Material to process:
** start **
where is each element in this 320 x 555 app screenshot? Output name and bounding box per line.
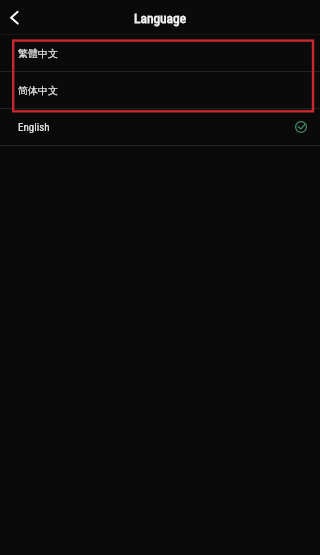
** end **
** start **
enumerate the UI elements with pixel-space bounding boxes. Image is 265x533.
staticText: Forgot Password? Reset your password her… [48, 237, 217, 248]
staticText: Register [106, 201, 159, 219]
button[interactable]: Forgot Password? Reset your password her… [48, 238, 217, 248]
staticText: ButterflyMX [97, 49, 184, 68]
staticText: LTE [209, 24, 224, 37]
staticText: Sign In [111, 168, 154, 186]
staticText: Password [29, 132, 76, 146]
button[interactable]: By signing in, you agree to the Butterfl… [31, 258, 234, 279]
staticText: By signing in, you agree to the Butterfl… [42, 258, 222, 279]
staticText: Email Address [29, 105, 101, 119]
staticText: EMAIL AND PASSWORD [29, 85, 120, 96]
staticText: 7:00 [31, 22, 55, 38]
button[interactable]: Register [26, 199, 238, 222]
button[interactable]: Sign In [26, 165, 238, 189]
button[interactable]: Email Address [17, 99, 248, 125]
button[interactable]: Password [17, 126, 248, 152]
** end **
Required task:
Show every line of the data above that contains the string "staticText", treating uppercase and lowercase as different.

Task answer:
staticText: Forgot Password? Reset your password her… [48, 237, 217, 248]
staticText: Register [106, 201, 159, 219]
staticText: ButterflyMX [97, 49, 184, 68]
staticText: LTE [209, 24, 224, 37]
staticText: Sign In [111, 168, 154, 186]
staticText: Password [29, 132, 76, 146]
staticText: By signing in, you agree to the Butterfl… [42, 258, 222, 279]
staticText: Email Address [29, 105, 101, 119]
staticText: EMAIL AND PASSWORD [29, 85, 120, 96]
staticText: 7:00 [31, 22, 55, 38]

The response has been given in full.